**Exercise details:** Copy every line of the following data that includes the string "browsers".

──────── Records supplied

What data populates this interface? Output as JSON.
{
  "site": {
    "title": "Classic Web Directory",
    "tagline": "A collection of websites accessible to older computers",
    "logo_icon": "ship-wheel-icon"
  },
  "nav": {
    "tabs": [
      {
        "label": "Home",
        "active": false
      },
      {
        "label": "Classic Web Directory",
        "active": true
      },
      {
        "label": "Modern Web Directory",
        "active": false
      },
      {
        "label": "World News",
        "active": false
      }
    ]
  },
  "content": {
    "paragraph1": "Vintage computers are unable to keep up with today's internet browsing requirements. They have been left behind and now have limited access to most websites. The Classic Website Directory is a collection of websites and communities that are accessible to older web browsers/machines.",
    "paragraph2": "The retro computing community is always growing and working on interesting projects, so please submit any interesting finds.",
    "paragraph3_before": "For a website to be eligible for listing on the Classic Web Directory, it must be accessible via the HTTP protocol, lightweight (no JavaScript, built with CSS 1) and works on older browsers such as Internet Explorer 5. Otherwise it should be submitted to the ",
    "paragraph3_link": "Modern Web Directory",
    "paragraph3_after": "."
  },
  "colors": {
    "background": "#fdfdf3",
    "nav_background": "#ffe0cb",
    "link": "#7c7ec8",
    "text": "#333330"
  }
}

────────────────
──────── Records supplied

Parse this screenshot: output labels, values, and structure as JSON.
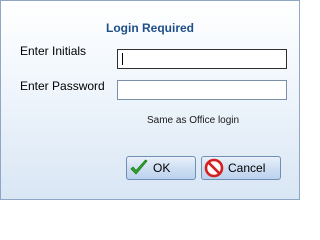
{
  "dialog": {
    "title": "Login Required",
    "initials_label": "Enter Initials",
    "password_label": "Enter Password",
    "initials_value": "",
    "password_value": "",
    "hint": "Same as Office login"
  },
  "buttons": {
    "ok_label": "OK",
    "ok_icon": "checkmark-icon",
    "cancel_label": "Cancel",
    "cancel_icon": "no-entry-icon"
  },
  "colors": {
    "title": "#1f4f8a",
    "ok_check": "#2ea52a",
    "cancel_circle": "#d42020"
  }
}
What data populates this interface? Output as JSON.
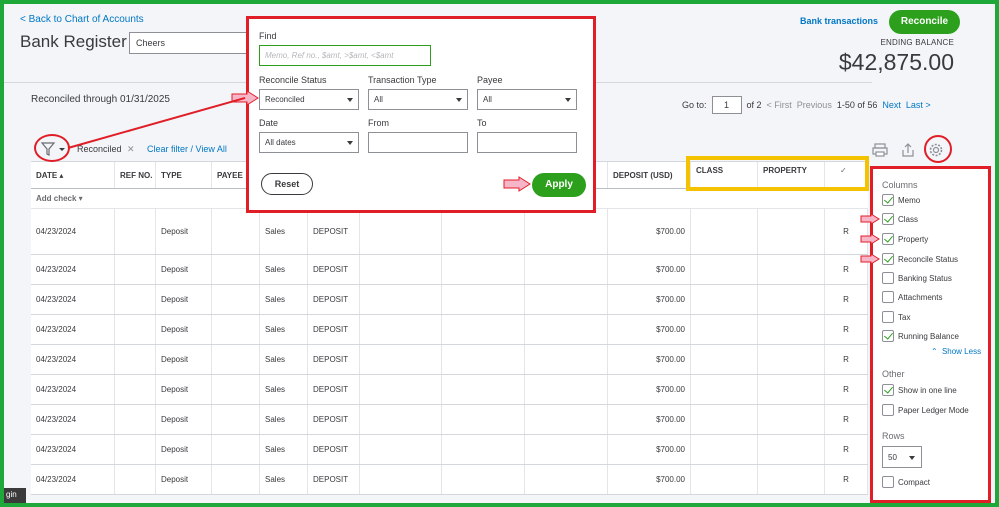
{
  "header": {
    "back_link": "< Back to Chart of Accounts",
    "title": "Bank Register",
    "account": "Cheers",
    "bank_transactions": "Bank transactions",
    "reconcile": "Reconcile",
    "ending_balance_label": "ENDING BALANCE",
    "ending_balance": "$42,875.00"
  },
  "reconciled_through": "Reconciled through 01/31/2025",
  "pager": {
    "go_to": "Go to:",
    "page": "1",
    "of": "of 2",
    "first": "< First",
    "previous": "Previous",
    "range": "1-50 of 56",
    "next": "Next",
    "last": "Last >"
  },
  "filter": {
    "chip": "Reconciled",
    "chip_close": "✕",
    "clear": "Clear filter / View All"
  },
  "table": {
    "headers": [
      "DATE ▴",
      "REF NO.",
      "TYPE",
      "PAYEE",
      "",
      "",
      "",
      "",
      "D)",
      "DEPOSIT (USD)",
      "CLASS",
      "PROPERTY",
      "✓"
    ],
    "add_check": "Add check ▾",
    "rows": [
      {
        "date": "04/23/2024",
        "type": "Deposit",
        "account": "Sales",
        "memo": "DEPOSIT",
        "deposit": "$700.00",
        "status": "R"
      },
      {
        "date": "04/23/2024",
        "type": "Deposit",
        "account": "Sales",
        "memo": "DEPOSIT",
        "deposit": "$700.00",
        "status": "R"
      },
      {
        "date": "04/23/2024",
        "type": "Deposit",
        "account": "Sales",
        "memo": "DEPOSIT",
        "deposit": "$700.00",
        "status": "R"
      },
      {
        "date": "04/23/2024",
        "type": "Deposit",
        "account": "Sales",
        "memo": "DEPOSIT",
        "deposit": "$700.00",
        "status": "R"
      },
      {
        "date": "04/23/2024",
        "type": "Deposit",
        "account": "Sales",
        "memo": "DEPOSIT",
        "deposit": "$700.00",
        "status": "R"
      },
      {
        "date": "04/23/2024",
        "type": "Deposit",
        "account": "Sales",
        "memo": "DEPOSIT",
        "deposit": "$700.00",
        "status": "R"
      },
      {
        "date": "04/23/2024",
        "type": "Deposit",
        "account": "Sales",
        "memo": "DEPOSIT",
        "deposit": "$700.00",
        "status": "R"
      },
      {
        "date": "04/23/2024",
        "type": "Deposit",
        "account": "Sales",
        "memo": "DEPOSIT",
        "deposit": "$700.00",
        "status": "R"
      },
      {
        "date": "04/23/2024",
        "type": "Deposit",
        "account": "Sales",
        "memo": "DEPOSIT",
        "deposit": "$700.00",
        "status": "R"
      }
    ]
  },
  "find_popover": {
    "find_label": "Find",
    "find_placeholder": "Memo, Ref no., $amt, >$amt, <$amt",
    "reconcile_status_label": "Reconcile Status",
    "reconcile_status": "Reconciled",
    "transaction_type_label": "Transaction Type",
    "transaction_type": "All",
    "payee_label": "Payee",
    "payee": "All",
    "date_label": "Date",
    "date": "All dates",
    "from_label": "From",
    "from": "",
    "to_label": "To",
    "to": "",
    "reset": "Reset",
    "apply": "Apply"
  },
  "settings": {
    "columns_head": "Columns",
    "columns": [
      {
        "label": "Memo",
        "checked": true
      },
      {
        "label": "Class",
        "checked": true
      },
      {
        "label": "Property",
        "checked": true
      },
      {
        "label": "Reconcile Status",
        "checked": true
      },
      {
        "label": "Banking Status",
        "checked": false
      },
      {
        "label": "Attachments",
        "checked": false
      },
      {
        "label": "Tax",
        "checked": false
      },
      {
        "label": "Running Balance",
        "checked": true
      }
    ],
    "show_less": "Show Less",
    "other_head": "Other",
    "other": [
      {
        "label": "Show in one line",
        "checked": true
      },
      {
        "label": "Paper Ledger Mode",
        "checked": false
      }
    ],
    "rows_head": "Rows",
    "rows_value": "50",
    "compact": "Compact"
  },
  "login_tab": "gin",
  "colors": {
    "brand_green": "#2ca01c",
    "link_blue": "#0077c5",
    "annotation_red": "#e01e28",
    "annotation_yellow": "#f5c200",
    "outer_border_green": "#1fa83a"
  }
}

────────────────
──────── Records supplied

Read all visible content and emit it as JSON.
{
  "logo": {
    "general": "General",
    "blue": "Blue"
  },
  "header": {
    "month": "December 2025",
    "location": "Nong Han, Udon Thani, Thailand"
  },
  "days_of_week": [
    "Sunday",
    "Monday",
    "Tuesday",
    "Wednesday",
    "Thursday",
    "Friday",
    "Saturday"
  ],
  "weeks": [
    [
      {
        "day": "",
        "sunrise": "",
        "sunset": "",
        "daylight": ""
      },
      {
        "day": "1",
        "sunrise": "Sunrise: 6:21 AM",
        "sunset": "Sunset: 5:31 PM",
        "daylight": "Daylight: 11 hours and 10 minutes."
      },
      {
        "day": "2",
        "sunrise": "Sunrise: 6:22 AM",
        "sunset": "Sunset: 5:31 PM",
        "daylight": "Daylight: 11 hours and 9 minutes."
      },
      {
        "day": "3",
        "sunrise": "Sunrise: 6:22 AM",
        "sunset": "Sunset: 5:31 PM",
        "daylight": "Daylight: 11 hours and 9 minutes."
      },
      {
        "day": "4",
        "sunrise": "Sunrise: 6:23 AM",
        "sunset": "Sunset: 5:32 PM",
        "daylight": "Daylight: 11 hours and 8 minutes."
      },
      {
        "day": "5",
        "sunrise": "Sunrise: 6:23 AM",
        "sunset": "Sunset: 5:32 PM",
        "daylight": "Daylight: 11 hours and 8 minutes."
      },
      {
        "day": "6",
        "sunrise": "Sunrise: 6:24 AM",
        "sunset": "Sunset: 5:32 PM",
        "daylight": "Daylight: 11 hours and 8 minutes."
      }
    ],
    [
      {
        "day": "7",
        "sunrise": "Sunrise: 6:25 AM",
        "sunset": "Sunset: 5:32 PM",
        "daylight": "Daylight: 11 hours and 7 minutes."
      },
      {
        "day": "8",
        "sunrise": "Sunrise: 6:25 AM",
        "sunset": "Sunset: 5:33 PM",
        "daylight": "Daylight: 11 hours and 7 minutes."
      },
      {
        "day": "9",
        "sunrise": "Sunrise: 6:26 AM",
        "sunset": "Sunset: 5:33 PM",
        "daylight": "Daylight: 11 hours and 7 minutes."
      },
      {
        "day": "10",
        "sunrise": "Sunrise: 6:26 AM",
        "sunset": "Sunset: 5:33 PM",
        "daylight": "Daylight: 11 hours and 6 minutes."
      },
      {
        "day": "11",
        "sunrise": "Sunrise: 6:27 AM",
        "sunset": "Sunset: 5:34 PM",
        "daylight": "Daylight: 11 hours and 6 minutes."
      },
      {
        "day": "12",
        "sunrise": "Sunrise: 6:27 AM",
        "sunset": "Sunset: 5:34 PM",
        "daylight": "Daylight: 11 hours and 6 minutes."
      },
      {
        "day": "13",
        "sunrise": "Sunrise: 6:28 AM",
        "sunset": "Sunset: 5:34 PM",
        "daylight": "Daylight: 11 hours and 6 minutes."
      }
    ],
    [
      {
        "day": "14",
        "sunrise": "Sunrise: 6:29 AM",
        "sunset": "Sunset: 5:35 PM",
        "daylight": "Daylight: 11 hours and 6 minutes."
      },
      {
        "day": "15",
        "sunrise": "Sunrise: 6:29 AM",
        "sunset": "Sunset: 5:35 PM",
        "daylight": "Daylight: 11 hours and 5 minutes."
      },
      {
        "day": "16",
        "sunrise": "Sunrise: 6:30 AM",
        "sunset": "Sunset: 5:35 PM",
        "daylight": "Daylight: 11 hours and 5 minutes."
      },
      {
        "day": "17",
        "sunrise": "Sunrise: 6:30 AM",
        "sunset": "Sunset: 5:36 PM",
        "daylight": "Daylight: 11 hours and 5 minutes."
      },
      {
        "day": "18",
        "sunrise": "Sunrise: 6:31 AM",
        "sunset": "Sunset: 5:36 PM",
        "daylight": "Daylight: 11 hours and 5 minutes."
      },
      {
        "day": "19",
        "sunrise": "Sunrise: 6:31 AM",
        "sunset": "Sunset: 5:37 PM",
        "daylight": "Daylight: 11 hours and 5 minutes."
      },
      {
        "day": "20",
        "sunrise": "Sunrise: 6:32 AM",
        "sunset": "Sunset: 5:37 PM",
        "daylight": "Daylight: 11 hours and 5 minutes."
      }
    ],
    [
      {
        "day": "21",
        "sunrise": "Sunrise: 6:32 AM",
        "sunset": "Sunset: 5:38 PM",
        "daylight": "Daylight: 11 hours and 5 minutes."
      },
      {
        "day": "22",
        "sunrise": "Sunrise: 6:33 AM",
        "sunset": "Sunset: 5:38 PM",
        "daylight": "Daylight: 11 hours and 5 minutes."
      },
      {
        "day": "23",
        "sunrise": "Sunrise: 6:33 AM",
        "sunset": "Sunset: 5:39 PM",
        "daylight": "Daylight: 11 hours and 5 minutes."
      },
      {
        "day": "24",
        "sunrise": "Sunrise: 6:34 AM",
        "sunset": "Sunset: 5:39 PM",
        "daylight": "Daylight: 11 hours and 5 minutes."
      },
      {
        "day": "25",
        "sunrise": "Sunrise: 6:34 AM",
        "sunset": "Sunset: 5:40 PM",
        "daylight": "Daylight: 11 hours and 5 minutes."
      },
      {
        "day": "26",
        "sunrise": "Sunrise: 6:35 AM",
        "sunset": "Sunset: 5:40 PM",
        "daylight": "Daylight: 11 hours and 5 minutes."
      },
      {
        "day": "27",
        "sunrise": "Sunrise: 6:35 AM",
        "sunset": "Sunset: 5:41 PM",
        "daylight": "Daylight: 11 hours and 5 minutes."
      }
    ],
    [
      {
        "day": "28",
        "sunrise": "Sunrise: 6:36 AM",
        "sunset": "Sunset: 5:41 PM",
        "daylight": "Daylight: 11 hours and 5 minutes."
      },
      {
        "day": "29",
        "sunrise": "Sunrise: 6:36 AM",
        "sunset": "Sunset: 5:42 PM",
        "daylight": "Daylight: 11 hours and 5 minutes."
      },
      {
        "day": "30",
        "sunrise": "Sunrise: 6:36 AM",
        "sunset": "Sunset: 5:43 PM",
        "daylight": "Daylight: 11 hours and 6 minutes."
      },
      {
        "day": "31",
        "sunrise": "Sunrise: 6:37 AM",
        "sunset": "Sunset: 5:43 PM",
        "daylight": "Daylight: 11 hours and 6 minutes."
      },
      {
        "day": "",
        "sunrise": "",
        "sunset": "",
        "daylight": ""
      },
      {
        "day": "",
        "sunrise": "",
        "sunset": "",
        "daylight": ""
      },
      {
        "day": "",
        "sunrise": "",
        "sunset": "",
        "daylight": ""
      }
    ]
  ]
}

────────────────

**Problem solution:**
    "paragraph1": "Vintage computers are unable to keep up with today's internet browsing requirements. They have been left behind and now have limited access to most websites. The Classic Website Directory is a collection of websites and communities that are accessible to older web browsers/machines.",
    "paragraph3_before": "For a website to be eligible for listing on the Classic Web Directory, it must be accessible via the HTTP protocol, lightweight (no JavaScript, built with CSS 1) and works on older browsers such as Internet Explorer 5. Otherwise it should be submitted to the ",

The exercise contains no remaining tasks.